DATA EXTRACT:
--- begin ---

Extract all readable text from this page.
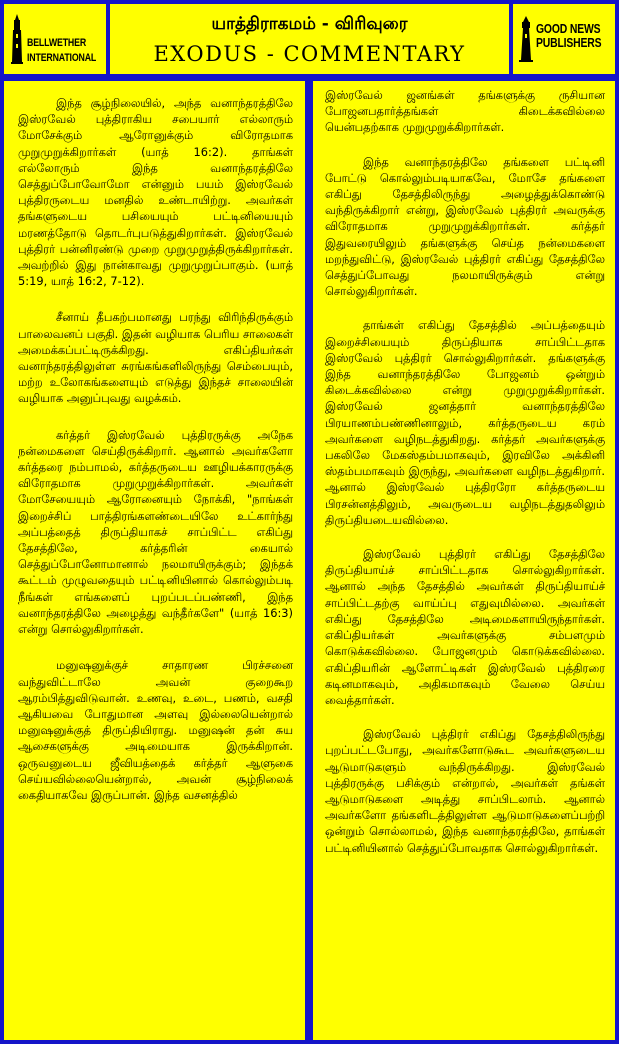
BELLWETHER
INTERNATIONAL
யாத்திராகமம் - விரிவுரை
EXODUS - COMMENTARY
GOOD NEWS
PUBLISHERS

இந்த சூழ்நிலையில், அந்த வனாந்தரத்திலே இஸ்ரவேல் புத்திராகிய சபையார் எல்லாரும் மோசேக்கும் ஆரோனுக்கும் விரோதமாக முறுமுறுக்கிறார்கள் (யாத் 16:2). தாங்கள் எல்லோரும் இந்த வனாந்தரத்திலே செத்துப்போவோமோ என்னும் பயம் இஸ்ரவேல் புத்திரருடைய மனதில் உண்டாயிற்று. அவர்கள் தங்களுடைய பசியையும் பட்டினியையும் மரணத்தோடு தொடர்புபடுத்துகிறார்கள். இஸ்ரவேல் புத்திரர் பன்னிரண்டு முறை முறுமுறுத்திருக்கிறார்கள். அவற்றில் இது நான்காவது முறுமுறுப்பாகும். (யாத் 5:19, யாத் 16:2, 7-12).

சீனாய் தீபகற்பமானது பரந்து விரிந்திருக்கும் பாலைவனப் பகுதி. இதன் வழியாக பெரிய சாலைகள் அமைக்கப்பட்டிருக்கிறது. எகிப்தியர்கள் வனாந்தரத்திலுள்ள சுரங்கங்களிலிருந்து செம்பையும், மற்ற உலோகங்களையும் எடுத்து இந்தச் சாலையின் வழியாக அனுப்புவது வழக்கம்.

கர்த்தர் இஸ்ரவேல் புத்திரருக்கு அநேக நன்மைகளை செய்திருக்கிறார். ஆனால் அவர்களோ கர்த்தரை நம்பாமல், கர்த்தருடைய ஊழியக்காரருக்கு விரோதமாக முறுமுறுக்கிறார்கள். அவர்கள் மோசேயையும் ஆரோனையும் நோக்கி, "நாங்கள் இறைச்சிப் பாத்திரங்களண்டையிலே உட்கார்ந்து அப்பத்தைத் திருப்தியாகச் சாப்பிட்ட எகிப்து தேசத்திலே, கர்த்தரின் கையால் செத்துப்போனோமானால் நலமாயிருக்கும்; இந்தக் கூட்டம் முழுவதையும் பட்டினியினால் கொல்லும்படி நீங்கள் எங்களைப் புறப்படப்பண்ணி, இந்த வனாந்தரத்திலே அழைத்து வந்தீர்களே" (யாத் 16:3) என்று சொல்லுகிறார்கள்.

மனுஷனுக்குச் சாதாரண பிரச்சனை வந்துவிட்டாலே அவன் குறைகூற ஆரம்பித்துவிடுவான். உணவு, உடை, பணம், வசதி ஆகியவை போதுமான அளவு இல்லையென்றால் மனுஷனுக்குத் திருப்தியிராது. மனுஷன் தன் சுய ஆசைகளுக்கு அடிமையாக இருக்கிறான். ஒருவனுடைய ஜீவியத்தைக் கர்த்தர் ஆளுகை செய்யவில்லையென்றால், அவன் சூழ்நிலைக் கைதியாகவே இருப்பான். இந்த வசனத்தில்

இஸ்ரவேல் ஜனங்கள் தங்களுக்கு ருசியான போஜனபதார்த்தங்கள் கிடைக்கவில்லை யென்பதற்காக முறுமுறுக்கிறார்கள்.

இந்த வனாந்தரத்திலே தங்களை பட்டினி போட்டு கொல்லும்படியாகவே, மோசே தங்களை எகிப்து தேசத்திலிருந்து அழைத்துக்கொண்டு வந்திருக்கிறார் என்று, இஸ்ரவேல் புத்திரர் அவருக்கு விரோதமாக முறுமுறுக்கிறார்கள். கர்த்தர் இதுவரையிலும் தங்களுக்கு செய்த நன்மைகளை மறந்துவிட்டு, இஸ்ரவேல் புத்திரர் எகிப்து தேசத்திலே செத்துப்போவது நலமாயிருக்கும் என்று சொல்லுகிறார்கள்.

தாங்கள் எகிப்து தேசத்தில் அப்பத்தையும் இறைச்சியையும் திருப்தியாக சாப்பிட்டதாக இஸ்ரவேல் புத்திரர் சொல்லுகிறார்கள். தங்களுக்கு இந்த வனாந்தரத்திலே போஜனம் ஒன்றும் கிடைக்கவில்லை என்று முறுமுறுக்கிறார்கள். இஸ்ரவேல் ஜனத்தார் வனாந்தரத்திலே பிரயாணம்பண்ணினாலும், கர்த்தருடைய கரம் அவர்களை வழிநடத்துகிறது. கர்த்தர் அவர்களுக்கு பகலிலே மேகஸ்தம்பமாகவும், இரவிலே அக்கினி ஸ்தம்பமாகவும் இருந்து, அவர்களை வழிநடத்துகிறார். ஆனால் இஸ்ரவேல் புத்திரரோ கர்த்தருடைய பிரசன்னத்திலும், அவருடைய வழிநடத்துதலிலும் திருப்தியடையவில்லை.

இஸ்ரவேல் புத்திரர் எகிப்து தேசத்திலே திருப்தியாய்ச் சாப்பிட்டதாக சொல்லுகிறார்கள். ஆனால் அந்த தேசத்தில் அவர்கள் திருப்தியாய்ச் சாப்பிட்டதற்கு வாய்ப்பு எதுவுமில்லை. அவர்கள் எகிப்து தேசத்திலே அடிமைகளாயிருந்தார்கள். எகிப்தியர்கள் அவர்களுக்கு சம்பளமும் கொடுக்கவில்லை. போஜனமும் கொடுக்கவில்லை. எகிப்தியரின் ஆளோட்டிகள் இஸ்ரவேல் புத்திரரை கடினமாகவும், அதிகமாகவும் வேலை செய்ய வைத்தார்கள்.

இஸ்ரவேல் புத்திரர் எகிப்து தேசத்திலிருந்து புறப்பட்டபோது, அவர்களோடுகூட அவர்களுடைய ஆடுமாடுகளும் வந்திருக்கிறது. இஸ்ரவேல் புத்திரருக்கு பசிக்கும் என்றால், அவர்கள் தங்கள் ஆடுமாடுகளை அடித்து சாப்பிடலாம். ஆனால் அவர்களோ தங்களிடத்திலுள்ள ஆடுமாடுகளைப்பற்றி ஒன்றும் சொல்லாமல், இந்த வனாந்தரத்திலே, தாங்கள் பட்டினியினால் செத்துப்போவதாக சொல்லுகிறார்கள்.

--- end ---

EXERCISE PROMPT: Without including any pictures, reproduce the listing exactly.

FINAL RESULT:
Extract all readable text from this page.
BELLWETHER
INTERNATIONAL
யாத்திராகமம் - விரிவுரை
EXODUS - COMMENTARY
GOOD NEWS
PUBLISHERS

இந்த சூழ்நிலையில், அந்த வனாந்தரத்திலே இஸ்ரவேல் புத்திராகிய சபையார் எல்லாரும் மோசேக்கும் ஆரோனுக்கும் விரோதமாக முறுமுறுக்கிறார்கள் (யாத் 16:2). தாங்கள் எல்லோரும் இந்த வனாந்தரத்திலே செத்துப்போவோமோ என்னும் பயம் இஸ்ரவேல் புத்திரருடைய மனதில் உண்டாயிற்று. அவர்கள் தங்களுடைய பசியையும் பட்டினியையும் மரணத்தோடு தொடர்புபடுத்துகிறார்கள். இஸ்ரவேல் புத்திரர் பன்னிரண்டு முறை முறுமுறுத்திருக்கிறார்கள். அவற்றில் இது நான்காவது முறுமுறுப்பாகும். (யாத் 5:19, யாத் 16:2, 7-12).

சீனாய் தீபகற்பமானது பரந்து விரிந்திருக்கும் பாலைவனப் பகுதி. இதன் வழியாக பெரிய சாலைகள் அமைக்கப்பட்டிருக்கிறது. எகிப்தியர்கள் வனாந்தரத்திலுள்ள சுரங்கங்களிலிருந்து செம்பையும், மற்ற உலோகங்களையும் எடுத்து இந்தச் சாலையின் வழியாக அனுப்புவது வழக்கம்.

கர்த்தர் இஸ்ரவேல் புத்திரருக்கு அநேக நன்மைகளை செய்திருக்கிறார். ஆனால் அவர்களோ கர்த்தரை நம்பாமல், கர்த்தருடைய ஊழியக்காரருக்கு விரோதமாக முறுமுறுக்கிறார்கள். அவர்கள் மோசேயையும் ஆரோனையும் நோக்கி, "நாங்கள் இறைச்சிப் பாத்திரங்களண்டையிலே உட்கார்ந்து அப்பத்தைத் திருப்தியாகச் சாப்பிட்ட எகிப்து தேசத்திலே, கர்த்தரின் கையால் செத்துப்போனோமானால் நலமாயிருக்கும்; இந்தக் கூட்டம் முழுவதையும் பட்டினியினால் கொல்லும்படி நீங்கள் எங்களைப் புறப்படப்பண்ணி, இந்த வனாந்தரத்திலே அழைத்து வந்தீர்களே" (யாத் 16:3) என்று சொல்லுகிறார்கள்.

மனுஷனுக்குச் சாதாரண பிரச்சனை வந்துவிட்டாலே அவன் குறைகூற ஆரம்பித்துவிடுவான். உணவு, உடை, பணம், வசதி ஆகியவை போதுமான அளவு இல்லையென்றால் மனுஷனுக்குத் திருப்தியிராது. மனுஷன் தன் சுய ஆசைகளுக்கு அடிமையாக இருக்கிறான். ஒருவனுடைய ஜீவியத்தைக் கர்த்தர் ஆளுகை செய்யவில்லையென்றால், அவன் சூழ்நிலைக் கைதியாகவே இருப்பான். இந்த வசனத்தில்

இஸ்ரவேல் ஜனங்கள் தங்களுக்கு ருசியான போஜனபதார்த்தங்கள் கிடைக்கவில்லை யென்பதற்காக முறுமுறுக்கிறார்கள்.

இந்த வனாந்தரத்திலே தங்களை பட்டினி போட்டு கொல்லும்படியாகவே, மோசே தங்களை எகிப்து தேசத்திலிருந்து அழைத்துக்கொண்டு வந்திருக்கிறார் என்று, இஸ்ரவேல் புத்திரர் அவருக்கு விரோதமாக முறுமுறுக்கிறார்கள். கர்த்தர் இதுவரையிலும் தங்களுக்கு செய்த நன்மைகளை மறந்துவிட்டு, இஸ்ரவேல் புத்திரர் எகிப்து தேசத்திலே செத்துப்போவது நலமாயிருக்கும் என்று சொல்லுகிறார்கள்.

தாங்கள் எகிப்து தேசத்தில் அப்பத்தையும் இறைச்சியையும் திருப்தியாக சாப்பிட்டதாக இஸ்ரவேல் புத்திரர் சொல்லுகிறார்கள். தங்களுக்கு இந்த வனாந்தரத்திலே போஜனம் ஒன்றும் கிடைக்கவில்லை என்று முறுமுறுக்கிறார்கள். இஸ்ரவேல் ஜனத்தார் வனாந்தரத்திலே பிரயாணம்பண்ணினாலும், கர்த்தருடைய கரம் அவர்களை வழிநடத்துகிறது. கர்த்தர் அவர்களுக்கு பகலிலே மேகஸ்தம்பமாகவும், இரவிலே அக்கினி ஸ்தம்பமாகவும் இருந்து, அவர்களை வழிநடத்துகிறார். ஆனால் இஸ்ரவேல் புத்திரரோ கர்த்தருடைய பிரசன்னத்திலும், அவருடைய வழிநடத்துதலிலும் திருப்தியடையவில்லை.

இஸ்ரவேல் புத்திரர் எகிப்து தேசத்திலே திருப்தியாய்ச் சாப்பிட்டதாக சொல்லுகிறார்கள். ஆனால் அந்த தேசத்தில் அவர்கள் திருப்தியாய்ச் சாப்பிட்டதற்கு வாய்ப்பு எதுவுமில்லை. அவர்கள் எகிப்து தேசத்திலே அடிமைகளாயிருந்தார்கள். எகிப்தியர்கள் அவர்களுக்கு சம்பளமும் கொடுக்கவில்லை. போஜனமும் கொடுக்கவில்லை. எகிப்தியரின் ஆளோட்டிகள் இஸ்ரவேல் புத்திரரை கடினமாகவும், அதிகமாகவும் வேலை செய்ய வைத்தார்கள்.

இஸ்ரவேல் புத்திரர் எகிப்து தேசத்திலிருந்து புறப்பட்டபோது, அவர்களோடுகூட அவர்களுடைய ஆடுமாடுகளும் வந்திருக்கிறது. இஸ்ரவேல் புத்திரருக்கு பசிக்கும் என்றால், அவர்கள் தங்கள் ஆடுமாடுகளை அடித்து சாப்பிடலாம். ஆனால் அவர்களோ தங்களிடத்திலுள்ள ஆடுமாடுகளைப்பற்றி ஒன்றும் சொல்லாமல், இந்த வனாந்தரத்திலே, தாங்கள் பட்டினியினால் செத்துப்போவதாக சொல்லுகிறார்கள்.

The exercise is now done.